──────── DATA LINES ────────

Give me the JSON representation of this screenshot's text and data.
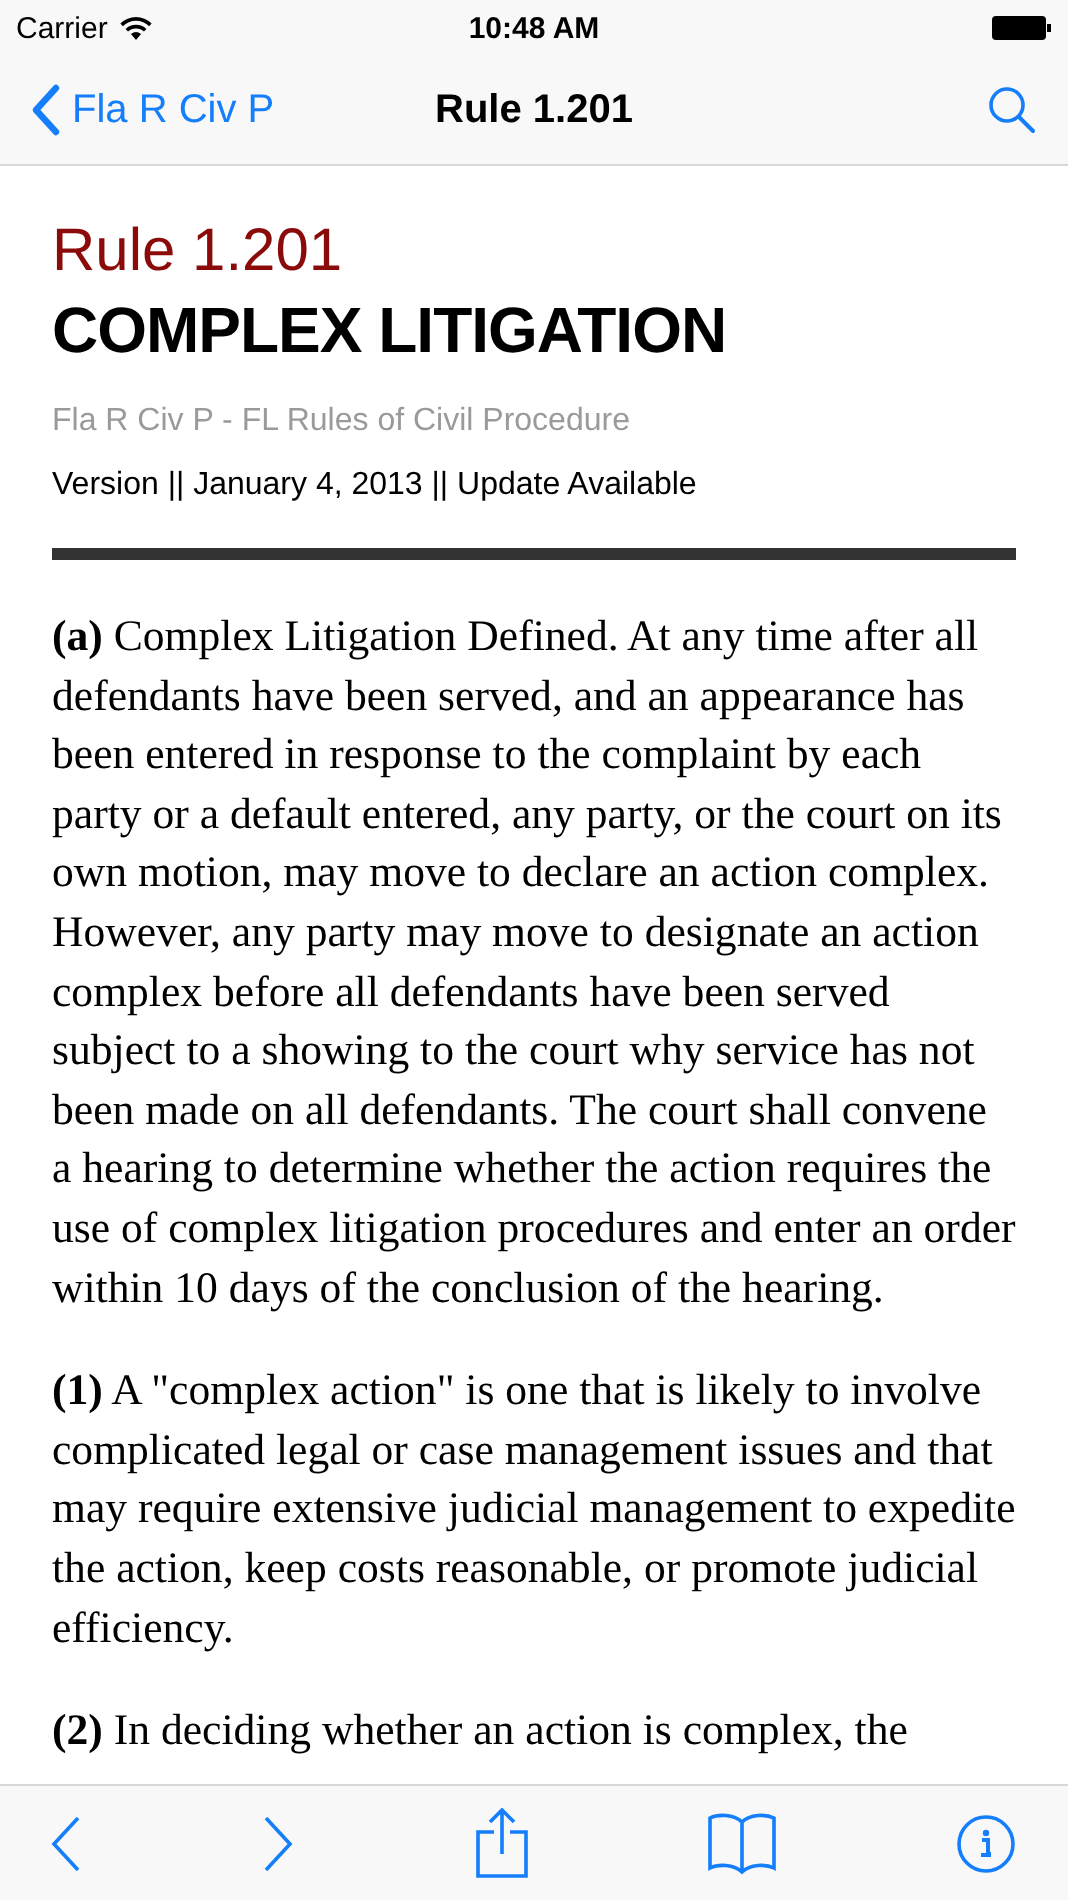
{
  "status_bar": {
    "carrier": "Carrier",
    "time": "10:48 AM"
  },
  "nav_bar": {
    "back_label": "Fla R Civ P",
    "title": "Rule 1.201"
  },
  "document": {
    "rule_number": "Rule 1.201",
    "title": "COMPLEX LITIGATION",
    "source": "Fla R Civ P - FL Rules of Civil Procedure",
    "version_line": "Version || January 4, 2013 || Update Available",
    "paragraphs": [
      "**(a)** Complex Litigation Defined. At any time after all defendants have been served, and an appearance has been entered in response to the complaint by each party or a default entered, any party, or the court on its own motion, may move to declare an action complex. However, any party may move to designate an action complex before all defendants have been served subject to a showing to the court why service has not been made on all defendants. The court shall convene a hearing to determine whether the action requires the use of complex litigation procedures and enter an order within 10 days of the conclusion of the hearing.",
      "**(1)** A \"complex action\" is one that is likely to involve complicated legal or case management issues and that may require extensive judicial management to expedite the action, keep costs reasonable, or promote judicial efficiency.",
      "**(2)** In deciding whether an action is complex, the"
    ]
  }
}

────────

### REQUIRED TASK:
All the records above need to be given again word for word. Skip the pictures.

### FINAL RESULT:
Give me the JSON representation of this screenshot's text and data.
{
  "status_bar": {
    "carrier": "Carrier",
    "time": "10:48 AM"
  },
  "nav_bar": {
    "back_label": "Fla R Civ P",
    "title": "Rule 1.201"
  },
  "document": {
    "rule_number": "Rule 1.201",
    "title": "COMPLEX LITIGATION",
    "source": "Fla R Civ P - FL Rules of Civil Procedure",
    "version_line": "Version || January 4, 2013 || Update Available",
    "paragraphs": [
      "**(a)** Complex Litigation Defined. At any time after all defendants have been served, and an appearance has been entered in response to the complaint by each party or a default entered, any party, or the court on its own motion, may move to declare an action complex. However, any party may move to designate an action complex before all defendants have been served subject to a showing to the court why service has not been made on all defendants. The court shall convene a hearing to determine whether the action requires the use of complex litigation procedures and enter an order within 10 days of the conclusion of the hearing.",
      "**(1)** A \"complex action\" is one that is likely to involve complicated legal or case management issues and that may require extensive judicial management to expedite the action, keep costs reasonable, or promote judicial efficiency.",
      "**(2)** In deciding whether an action is complex, the"
    ]
  }
}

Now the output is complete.